━━ Records for the task

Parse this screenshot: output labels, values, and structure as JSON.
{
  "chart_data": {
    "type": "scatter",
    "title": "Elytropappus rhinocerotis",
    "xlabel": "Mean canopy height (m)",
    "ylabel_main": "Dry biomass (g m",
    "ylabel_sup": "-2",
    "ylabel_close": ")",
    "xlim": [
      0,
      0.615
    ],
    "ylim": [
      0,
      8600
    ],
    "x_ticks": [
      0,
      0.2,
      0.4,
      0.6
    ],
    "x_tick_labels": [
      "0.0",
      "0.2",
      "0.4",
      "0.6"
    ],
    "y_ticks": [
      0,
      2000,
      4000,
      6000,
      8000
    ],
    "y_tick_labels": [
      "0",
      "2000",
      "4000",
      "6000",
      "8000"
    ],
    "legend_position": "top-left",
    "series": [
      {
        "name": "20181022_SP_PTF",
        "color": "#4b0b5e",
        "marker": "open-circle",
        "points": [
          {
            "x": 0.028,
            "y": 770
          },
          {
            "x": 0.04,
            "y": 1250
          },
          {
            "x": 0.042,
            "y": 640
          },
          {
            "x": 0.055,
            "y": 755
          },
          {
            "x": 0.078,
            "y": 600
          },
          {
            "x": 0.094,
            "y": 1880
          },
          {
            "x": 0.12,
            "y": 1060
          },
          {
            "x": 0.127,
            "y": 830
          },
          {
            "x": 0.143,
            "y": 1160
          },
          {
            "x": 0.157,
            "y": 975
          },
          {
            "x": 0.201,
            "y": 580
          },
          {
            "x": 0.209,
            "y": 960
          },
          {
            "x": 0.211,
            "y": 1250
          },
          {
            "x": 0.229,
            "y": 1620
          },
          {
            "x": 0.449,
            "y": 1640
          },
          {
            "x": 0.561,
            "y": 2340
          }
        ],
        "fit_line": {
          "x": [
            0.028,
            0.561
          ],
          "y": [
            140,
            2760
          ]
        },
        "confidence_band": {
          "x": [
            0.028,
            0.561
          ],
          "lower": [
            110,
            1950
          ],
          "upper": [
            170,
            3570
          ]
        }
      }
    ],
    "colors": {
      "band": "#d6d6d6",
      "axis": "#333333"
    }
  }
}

━━━━

Write out every line of the material again, exactly as it reads.

**The output**
Parse this screenshot: output labels, values, and structure as JSON.
{
  "chart_data": {
    "type": "scatter",
    "title": "Elytropappus rhinocerotis",
    "xlabel": "Mean canopy height (m)",
    "ylabel_main": "Dry biomass (g m",
    "ylabel_sup": "-2",
    "ylabel_close": ")",
    "xlim": [
      0,
      0.615
    ],
    "ylim": [
      0,
      8600
    ],
    "x_ticks": [
      0,
      0.2,
      0.4,
      0.6
    ],
    "x_tick_labels": [
      "0.0",
      "0.2",
      "0.4",
      "0.6"
    ],
    "y_ticks": [
      0,
      2000,
      4000,
      6000,
      8000
    ],
    "y_tick_labels": [
      "0",
      "2000",
      "4000",
      "6000",
      "8000"
    ],
    "legend_position": "top-left",
    "series": [
      {
        "name": "20181022_SP_PTF",
        "color": "#4b0b5e",
        "marker": "open-circle",
        "points": [
          {
            "x": 0.028,
            "y": 770
          },
          {
            "x": 0.04,
            "y": 1250
          },
          {
            "x": 0.042,
            "y": 640
          },
          {
            "x": 0.055,
            "y": 755
          },
          {
            "x": 0.078,
            "y": 600
          },
          {
            "x": 0.094,
            "y": 1880
          },
          {
            "x": 0.12,
            "y": 1060
          },
          {
            "x": 0.127,
            "y": 830
          },
          {
            "x": 0.143,
            "y": 1160
          },
          {
            "x": 0.157,
            "y": 975
          },
          {
            "x": 0.201,
            "y": 580
          },
          {
            "x": 0.209,
            "y": 960
          },
          {
            "x": 0.211,
            "y": 1250
          },
          {
            "x": 0.229,
            "y": 1620
          },
          {
            "x": 0.449,
            "y": 1640
          },
          {
            "x": 0.561,
            "y": 2340
          }
        ],
        "fit_line": {
          "x": [
            0.028,
            0.561
          ],
          "y": [
            140,
            2760
          ]
        },
        "confidence_band": {
          "x": [
            0.028,
            0.561
          ],
          "lower": [
            110,
            1950
          ],
          "upper": [
            170,
            3570
          ]
        }
      }
    ],
    "colors": {
      "band": "#d6d6d6",
      "axis": "#333333"
    }
  }
}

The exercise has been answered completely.